▶ TASK DIRECTIONS
In the listing below, find every line with the string "bottom" and pull it out.

══ EXTRACTED DATA

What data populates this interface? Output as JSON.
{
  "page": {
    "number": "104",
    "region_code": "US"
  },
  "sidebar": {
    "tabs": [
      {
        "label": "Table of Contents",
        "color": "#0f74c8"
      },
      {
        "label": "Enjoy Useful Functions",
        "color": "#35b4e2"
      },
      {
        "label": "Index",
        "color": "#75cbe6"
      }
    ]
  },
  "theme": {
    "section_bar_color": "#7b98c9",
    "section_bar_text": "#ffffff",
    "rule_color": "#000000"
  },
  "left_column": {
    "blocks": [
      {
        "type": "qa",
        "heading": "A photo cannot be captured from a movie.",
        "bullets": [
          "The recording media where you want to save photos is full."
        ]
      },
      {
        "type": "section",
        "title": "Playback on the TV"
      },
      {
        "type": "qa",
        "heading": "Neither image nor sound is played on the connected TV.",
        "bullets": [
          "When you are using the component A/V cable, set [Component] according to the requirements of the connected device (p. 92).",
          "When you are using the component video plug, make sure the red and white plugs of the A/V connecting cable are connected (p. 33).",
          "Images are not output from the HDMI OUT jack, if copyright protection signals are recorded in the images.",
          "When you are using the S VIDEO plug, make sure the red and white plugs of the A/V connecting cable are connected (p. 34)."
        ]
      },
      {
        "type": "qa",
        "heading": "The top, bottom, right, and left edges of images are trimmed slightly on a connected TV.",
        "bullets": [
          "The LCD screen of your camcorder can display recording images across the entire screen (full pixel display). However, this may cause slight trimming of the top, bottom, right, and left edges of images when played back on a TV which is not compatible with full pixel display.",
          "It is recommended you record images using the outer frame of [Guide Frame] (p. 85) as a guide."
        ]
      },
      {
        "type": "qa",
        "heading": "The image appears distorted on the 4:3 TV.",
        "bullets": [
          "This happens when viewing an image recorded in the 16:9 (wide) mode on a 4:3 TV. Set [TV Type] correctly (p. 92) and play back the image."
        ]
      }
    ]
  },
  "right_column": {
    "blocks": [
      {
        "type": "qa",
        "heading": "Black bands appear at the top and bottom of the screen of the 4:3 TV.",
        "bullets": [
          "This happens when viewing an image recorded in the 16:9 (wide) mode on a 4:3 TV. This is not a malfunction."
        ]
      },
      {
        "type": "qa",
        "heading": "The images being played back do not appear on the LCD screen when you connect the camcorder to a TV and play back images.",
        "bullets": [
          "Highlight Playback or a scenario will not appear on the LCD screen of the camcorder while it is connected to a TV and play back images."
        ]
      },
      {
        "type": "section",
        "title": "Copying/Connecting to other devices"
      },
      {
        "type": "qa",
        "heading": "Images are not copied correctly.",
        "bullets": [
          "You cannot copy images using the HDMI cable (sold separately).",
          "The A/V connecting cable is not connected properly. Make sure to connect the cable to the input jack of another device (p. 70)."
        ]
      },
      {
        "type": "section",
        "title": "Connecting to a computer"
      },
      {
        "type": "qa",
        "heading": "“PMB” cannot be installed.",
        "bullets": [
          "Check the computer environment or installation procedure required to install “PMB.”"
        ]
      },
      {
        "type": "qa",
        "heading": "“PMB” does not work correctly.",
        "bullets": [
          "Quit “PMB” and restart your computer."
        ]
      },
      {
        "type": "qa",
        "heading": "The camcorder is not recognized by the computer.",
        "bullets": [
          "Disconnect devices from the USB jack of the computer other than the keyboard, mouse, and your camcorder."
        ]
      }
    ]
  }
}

════
══ EXTRACTED DATA

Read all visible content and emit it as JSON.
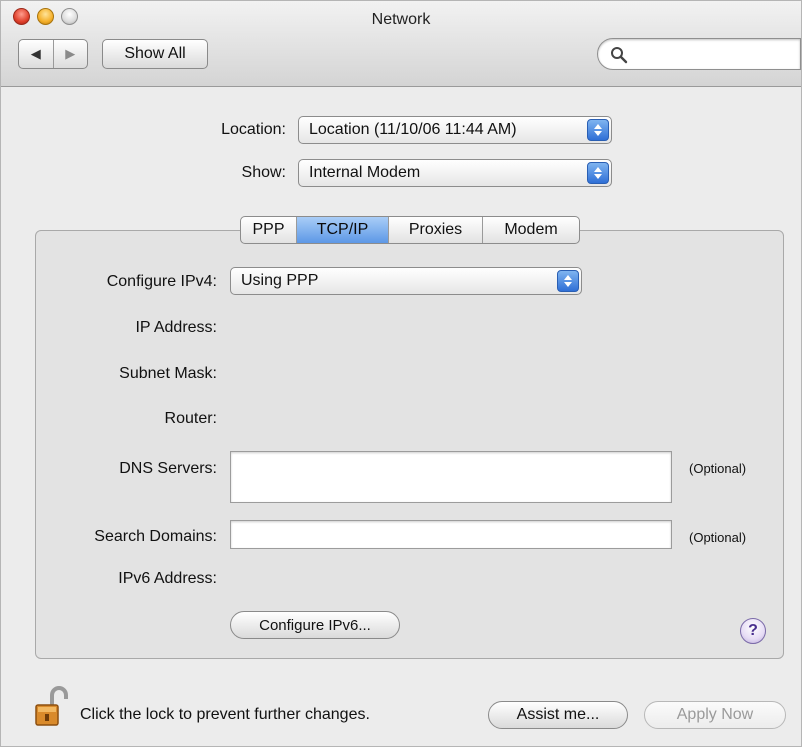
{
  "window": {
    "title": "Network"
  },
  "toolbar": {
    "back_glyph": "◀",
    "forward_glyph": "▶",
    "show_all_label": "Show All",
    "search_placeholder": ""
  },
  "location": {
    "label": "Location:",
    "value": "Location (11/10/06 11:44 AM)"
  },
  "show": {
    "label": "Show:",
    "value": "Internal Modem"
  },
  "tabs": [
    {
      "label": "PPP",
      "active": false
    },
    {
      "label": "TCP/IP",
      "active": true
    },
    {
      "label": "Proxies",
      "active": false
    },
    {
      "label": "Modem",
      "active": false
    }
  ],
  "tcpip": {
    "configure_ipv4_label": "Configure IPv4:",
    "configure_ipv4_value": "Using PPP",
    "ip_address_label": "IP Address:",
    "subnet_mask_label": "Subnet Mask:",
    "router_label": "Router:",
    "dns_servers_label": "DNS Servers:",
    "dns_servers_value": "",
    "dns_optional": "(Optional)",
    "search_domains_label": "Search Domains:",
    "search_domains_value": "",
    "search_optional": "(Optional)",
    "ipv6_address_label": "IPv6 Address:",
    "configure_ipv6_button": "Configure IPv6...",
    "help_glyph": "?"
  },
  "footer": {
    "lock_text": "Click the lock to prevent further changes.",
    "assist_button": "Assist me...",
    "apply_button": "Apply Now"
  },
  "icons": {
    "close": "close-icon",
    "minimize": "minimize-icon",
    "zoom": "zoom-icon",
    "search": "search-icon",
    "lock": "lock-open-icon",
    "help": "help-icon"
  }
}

════
══ EXTRACTED DATA

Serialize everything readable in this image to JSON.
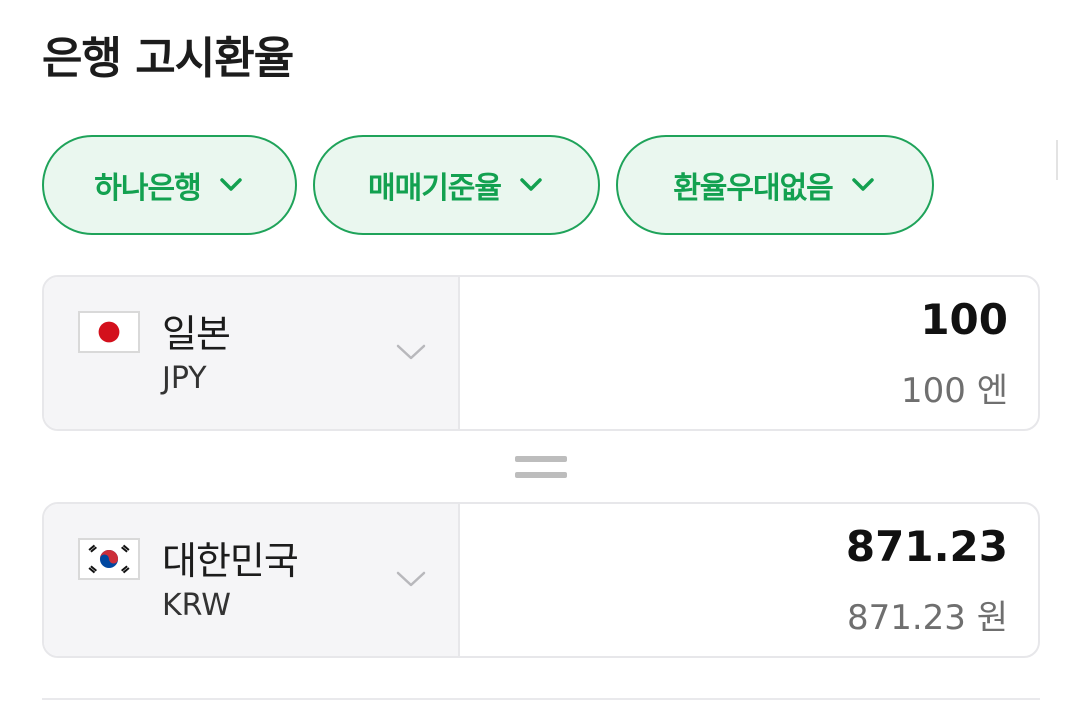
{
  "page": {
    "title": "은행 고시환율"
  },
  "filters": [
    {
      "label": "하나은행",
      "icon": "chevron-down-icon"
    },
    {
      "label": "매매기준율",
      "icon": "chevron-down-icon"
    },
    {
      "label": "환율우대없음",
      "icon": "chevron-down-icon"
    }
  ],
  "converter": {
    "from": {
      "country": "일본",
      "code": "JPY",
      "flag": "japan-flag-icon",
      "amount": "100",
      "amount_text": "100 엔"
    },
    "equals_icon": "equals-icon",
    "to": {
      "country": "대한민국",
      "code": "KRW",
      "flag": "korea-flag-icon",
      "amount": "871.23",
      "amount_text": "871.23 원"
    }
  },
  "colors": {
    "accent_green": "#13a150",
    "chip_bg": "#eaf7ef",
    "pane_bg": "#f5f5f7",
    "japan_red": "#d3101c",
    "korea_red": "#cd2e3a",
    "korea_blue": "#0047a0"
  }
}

════

▶ ANSWER
        "heading": "The top, bottom, right, and left edges of images are trimmed slightly on a connected TV.",
          "The LCD screen of your camcorder can display recording images across the entire screen (full pixel display). However, this may cause slight trimming of the top, bottom, right, and left edges of images when played back on a TV which is not compatible with full pixel display.",
        "heading": "Black bands appear at the top and bottom of the screen of the 4:3 TV.",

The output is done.